WHAT THE TASK ASKS: Write down every entry below once more, exactly.

DATA SUPPLIED:

————————

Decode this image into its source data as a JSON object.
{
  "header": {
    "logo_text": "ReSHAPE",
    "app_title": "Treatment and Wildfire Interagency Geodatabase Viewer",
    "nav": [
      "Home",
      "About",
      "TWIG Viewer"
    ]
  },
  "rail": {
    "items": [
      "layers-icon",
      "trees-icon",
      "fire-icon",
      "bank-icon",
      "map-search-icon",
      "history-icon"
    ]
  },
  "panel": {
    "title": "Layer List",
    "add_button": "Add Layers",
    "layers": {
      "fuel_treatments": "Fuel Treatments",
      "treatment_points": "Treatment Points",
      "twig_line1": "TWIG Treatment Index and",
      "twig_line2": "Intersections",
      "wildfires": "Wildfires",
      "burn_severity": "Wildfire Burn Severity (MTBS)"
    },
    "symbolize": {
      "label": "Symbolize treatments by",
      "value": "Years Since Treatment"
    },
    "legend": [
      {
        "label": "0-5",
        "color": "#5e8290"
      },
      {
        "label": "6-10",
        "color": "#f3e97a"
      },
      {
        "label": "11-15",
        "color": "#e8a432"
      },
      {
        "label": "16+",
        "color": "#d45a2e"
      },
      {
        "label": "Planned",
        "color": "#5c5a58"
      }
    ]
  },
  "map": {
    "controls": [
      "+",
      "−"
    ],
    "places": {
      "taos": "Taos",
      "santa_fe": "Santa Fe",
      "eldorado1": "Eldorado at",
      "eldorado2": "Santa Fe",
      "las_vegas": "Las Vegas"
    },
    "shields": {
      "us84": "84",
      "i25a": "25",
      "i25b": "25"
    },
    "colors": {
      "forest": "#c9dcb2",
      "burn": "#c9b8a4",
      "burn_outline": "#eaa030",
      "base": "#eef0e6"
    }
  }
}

————————

SOLUTION FOR THIS PROBLEM:
Decode this image into its source data as a JSON object.
{
  "header": {
    "logo_text": "ReSHAPE",
    "app_title": "Treatment and Wildfire Interagency Geodatabase Viewer",
    "nav": [
      "Home",
      "About",
      "TWIG Viewer"
    ]
  },
  "rail": {
    "items": [
      "layers-icon",
      "trees-icon",
      "fire-icon",
      "bank-icon",
      "map-search-icon",
      "history-icon"
    ]
  },
  "panel": {
    "title": "Layer List",
    "add_button": "Add Layers",
    "layers": {
      "fuel_treatments": "Fuel Treatments",
      "treatment_points": "Treatment Points",
      "twig_line1": "TWIG Treatment Index and",
      "twig_line2": "Intersections",
      "wildfires": "Wildfires",
      "burn_severity": "Wildfire Burn Severity (MTBS)"
    },
    "symbolize": {
      "label": "Symbolize treatments by",
      "value": "Years Since Treatment"
    },
    "legend": [
      {
        "label": "0-5",
        "color": "#5e8290"
      },
      {
        "label": "6-10",
        "color": "#f3e97a"
      },
      {
        "label": "11-15",
        "color": "#e8a432"
      },
      {
        "label": "16+",
        "color": "#d45a2e"
      },
      {
        "label": "Planned",
        "color": "#5c5a58"
      }
    ]
  },
  "map": {
    "controls": [
      "+",
      "−"
    ],
    "places": {
      "taos": "Taos",
      "santa_fe": "Santa Fe",
      "eldorado1": "Eldorado at",
      "eldorado2": "Santa Fe",
      "las_vegas": "Las Vegas"
    },
    "shields": {
      "us84": "84",
      "i25a": "25",
      "i25b": "25"
    },
    "colors": {
      "forest": "#c9dcb2",
      "burn": "#c9b8a4",
      "burn_outline": "#eaa030",
      "base": "#eef0e6"
    }
  }
}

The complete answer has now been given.